GOAL OF THE EXERCISE: Repeat the entries that follow verbatim, without any of their pictures.

INPUT DATA:

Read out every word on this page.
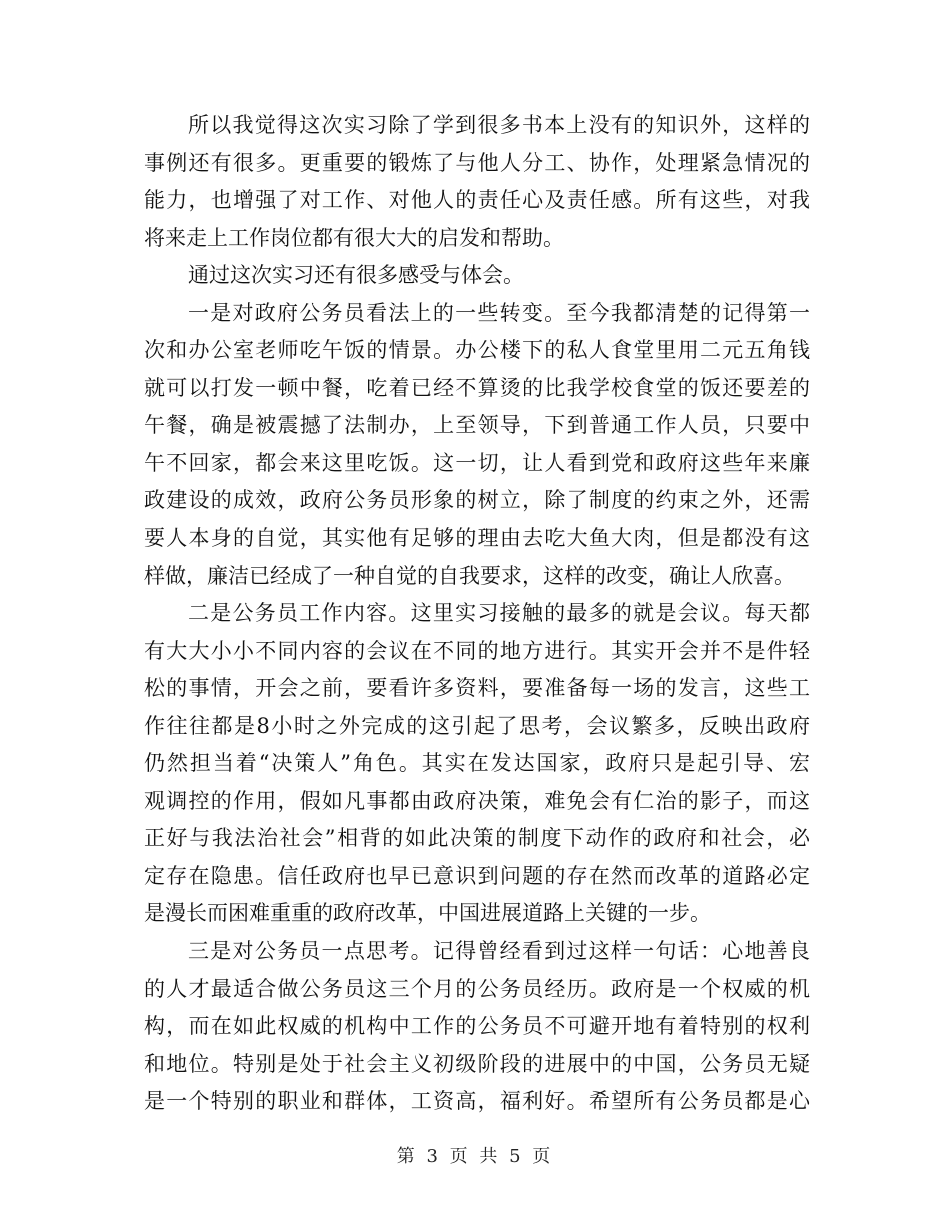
所以我觉得这次实习除了学到很多书本上没有的知识外，这样的
事例还有很多。更重要的锻炼了与他人分工、协作，处理紧急情况的
能力，也增强了对工作、对他人的责任心及责任感。所有这些，对我
将来走上工作岗位都有很大大的启发和帮助。
通过这次实习还有很多感受与体会。
一是对政府公务员看法上的一些转变。至今我都清楚的记得第一
次和办公室老师吃午饭的情景。办公楼下的私人食堂里用二元五角钱
就可以打发一顿中餐，吃着已经不算烫的比我学校食堂的饭还要差的
午餐，确是被震撼了法制办，上至领导，下到普通工作人员，只要中
午不回家，都会来这里吃饭。这一切，让人看到党和政府这些年来廉
政建设的成效，政府公务员形象的树立，除了制度的约束之外，还需
要人本身的自觉，其实他有足够的理由去吃大鱼大肉，但是都没有这
样做，廉洁已经成了一种自觉的自我要求，这样的改变，确让人欣喜。
二是公务员工作内容。这里实习接触的最多的就是会议。每天都
有大大小小不同内容的会议在不同的地方进行。其实开会并不是件轻
松的事情，开会之前，要看许多资料，要准备每一场的发言，这些工
作往往都是8小时之外完成的这引起了思考，会议繁多，反映出政府
仍然担当着“决策人”角色。其实在发达国家，政府只是起引导、宏
观调控的作用，假如凡事都由政府决策，难免会有仁治的影子，而这
正好与我法治社会”相背的如此决策的制度下动作的政府和社会，必
定存在隐患。信任政府也早已意识到问题的存在然而改革的道路必定
是漫长而困难重重的政府改革，中国进展道路上关键的一步。
三是对公务员一点思考。记得曾经看到过这样一句话：心地善良
的人才最适合做公务员这三个月的公务员经历。政府是一个权威的机
构，而在如此权威的机构中工作的公务员不可避开地有着特别的权利
和地位。特别是处于社会主义初级阶段的进展中的中国，公务员无疑
是一个特别的职业和群体，工资高，福利好。希望所有公务员都是心
第 3 页 共 5 页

EXERCISE SOLUTION:
Read out every word on this page.
所以我觉得这次实习除了学到很多书本上没有的知识外，这样的
事例还有很多。更重要的锻炼了与他人分工、协作，处理紧急情况的
能力，也增强了对工作、对他人的责任心及责任感。所有这些，对我
将来走上工作岗位都有很大大的启发和帮助。
通过这次实习还有很多感受与体会。
一是对政府公务员看法上的一些转变。至今我都清楚的记得第一
次和办公室老师吃午饭的情景。办公楼下的私人食堂里用二元五角钱
就可以打发一顿中餐，吃着已经不算烫的比我学校食堂的饭还要差的
午餐，确是被震撼了法制办，上至领导，下到普通工作人员，只要中
午不回家，都会来这里吃饭。这一切，让人看到党和政府这些年来廉
政建设的成效，政府公务员形象的树立，除了制度的约束之外，还需
要人本身的自觉，其实他有足够的理由去吃大鱼大肉，但是都没有这
样做，廉洁已经成了一种自觉的自我要求，这样的改变，确让人欣喜。
二是公务员工作内容。这里实习接触的最多的就是会议。每天都
有大大小小不同内容的会议在不同的地方进行。其实开会并不是件轻
松的事情，开会之前，要看许多资料，要准备每一场的发言，这些工
作往往都是8小时之外完成的这引起了思考，会议繁多，反映出政府
仍然担当着“决策人”角色。其实在发达国家，政府只是起引导、宏
观调控的作用，假如凡事都由政府决策，难免会有仁治的影子，而这
正好与我法治社会”相背的如此决策的制度下动作的政府和社会，必
定存在隐患。信任政府也早已意识到问题的存在然而改革的道路必定
是漫长而困难重重的政府改革，中国进展道路上关键的一步。
三是对公务员一点思考。记得曾经看到过这样一句话：心地善良
的人才最适合做公务员这三个月的公务员经历。政府是一个权威的机
构，而在如此权威的机构中工作的公务员不可避开地有着特别的权利
和地位。特别是处于社会主义初级阶段的进展中的中国，公务员无疑
是一个特别的职业和群体，工资高，福利好。希望所有公务员都是心
第 3 页 共 5 页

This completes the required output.